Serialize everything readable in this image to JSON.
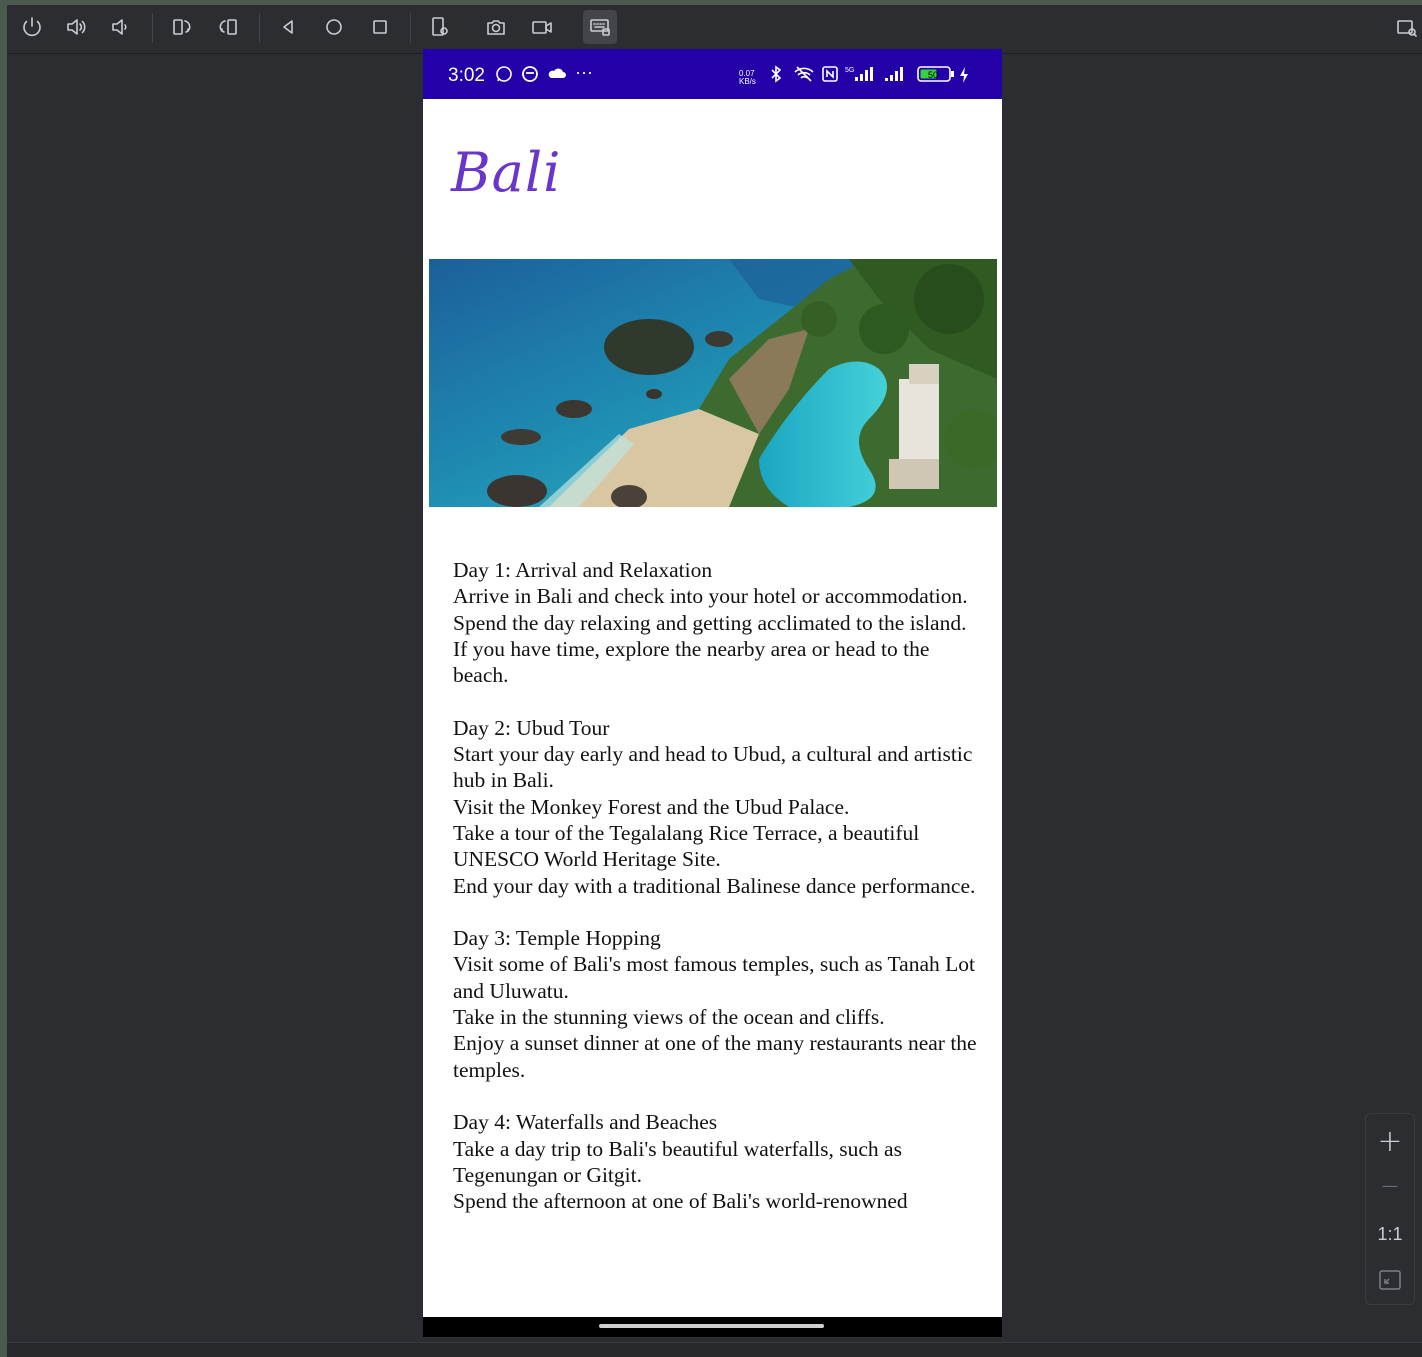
{
  "toolbar": {
    "buttons": [
      "power-icon",
      "volume-up-icon",
      "volume-down-icon",
      "rotate-left-icon",
      "rotate-right-icon",
      "back-icon",
      "home-icon",
      "overview-icon",
      "device-settings-icon",
      "camera-icon",
      "screen-record-icon",
      "keyboard-icon"
    ],
    "active_button": "keyboard-icon"
  },
  "statusbar": {
    "time": "3:02",
    "left_icons": [
      "whatsapp-icon",
      "circle-app-icon",
      "cloud-icon",
      "more-icon"
    ],
    "right_icons": [
      "data-rate-icon",
      "bluetooth-icon",
      "wifi-off-icon",
      "nfc-icon",
      "signal-5g-icon",
      "signal-icon",
      "battery-icon",
      "charging-icon"
    ],
    "data_rate": "0.07\nKB/s",
    "battery": "50",
    "bg_color": "#2400a8"
  },
  "app": {
    "title": "Bali",
    "title_color": "#6a35c9",
    "hero_image": "Bali coastline with beach, rocks and cliffside infinity pool",
    "itinerary": "Day 1: Arrival and Relaxation\nArrive in Bali and check into your hotel or accommodation.\nSpend the day relaxing and getting acclimated to the island.\nIf you have time, explore the nearby area or head to the beach.\n\nDay 2: Ubud Tour\nStart your day early and head to Ubud, a cultural and artistic hub in Bali.\nVisit the Monkey Forest and the Ubud Palace.\nTake a tour of the Tegalalang Rice Terrace, a beautiful UNESCO World Heritage Site.\nEnd your day with a traditional Balinese dance performance.\n\nDay 3: Temple Hopping\nVisit some of Bali's most famous temples, such as Tanah Lot and Uluwatu.\nTake in the stunning views of the ocean and cliffs.\nEnjoy a sunset dinner at one of the many restaurants near the temples.\n\nDay 4: Waterfalls and Beaches\nTake a day trip to Bali's beautiful waterfalls, such as Tegenungan or Gitgit.\nSpend the afternoon at one of Bali's world-renowned"
  },
  "zoom": {
    "plus": "+",
    "minus": "—",
    "ratio": "1:1"
  }
}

..............................

#### [EXERCISE]
Quote all the lines above exactly as given. Do not include the pictures.

#### [EXERCISE ANSWER]
Serialize everything readable in this image to JSON.
{
  "toolbar": {
    "buttons": [
      "power-icon",
      "volume-up-icon",
      "volume-down-icon",
      "rotate-left-icon",
      "rotate-right-icon",
      "back-icon",
      "home-icon",
      "overview-icon",
      "device-settings-icon",
      "camera-icon",
      "screen-record-icon",
      "keyboard-icon"
    ],
    "active_button": "keyboard-icon"
  },
  "statusbar": {
    "time": "3:02",
    "left_icons": [
      "whatsapp-icon",
      "circle-app-icon",
      "cloud-icon",
      "more-icon"
    ],
    "right_icons": [
      "data-rate-icon",
      "bluetooth-icon",
      "wifi-off-icon",
      "nfc-icon",
      "signal-5g-icon",
      "signal-icon",
      "battery-icon",
      "charging-icon"
    ],
    "data_rate": "0.07\nKB/s",
    "battery": "50",
    "bg_color": "#2400a8"
  },
  "app": {
    "title": "Bali",
    "title_color": "#6a35c9",
    "hero_image": "Bali coastline with beach, rocks and cliffside infinity pool",
    "itinerary": "Day 1: Arrival and Relaxation\nArrive in Bali and check into your hotel or accommodation.\nSpend the day relaxing and getting acclimated to the island.\nIf you have time, explore the nearby area or head to the beach.\n\nDay 2: Ubud Tour\nStart your day early and head to Ubud, a cultural and artistic hub in Bali.\nVisit the Monkey Forest and the Ubud Palace.\nTake a tour of the Tegalalang Rice Terrace, a beautiful UNESCO World Heritage Site.\nEnd your day with a traditional Balinese dance performance.\n\nDay 3: Temple Hopping\nVisit some of Bali's most famous temples, such as Tanah Lot and Uluwatu.\nTake in the stunning views of the ocean and cliffs.\nEnjoy a sunset dinner at one of the many restaurants near the temples.\n\nDay 4: Waterfalls and Beaches\nTake a day trip to Bali's beautiful waterfalls, such as Tegenungan or Gitgit.\nSpend the afternoon at one of Bali's world-renowned"
  },
  "zoom": {
    "plus": "+",
    "minus": "—",
    "ratio": "1:1"
  }
}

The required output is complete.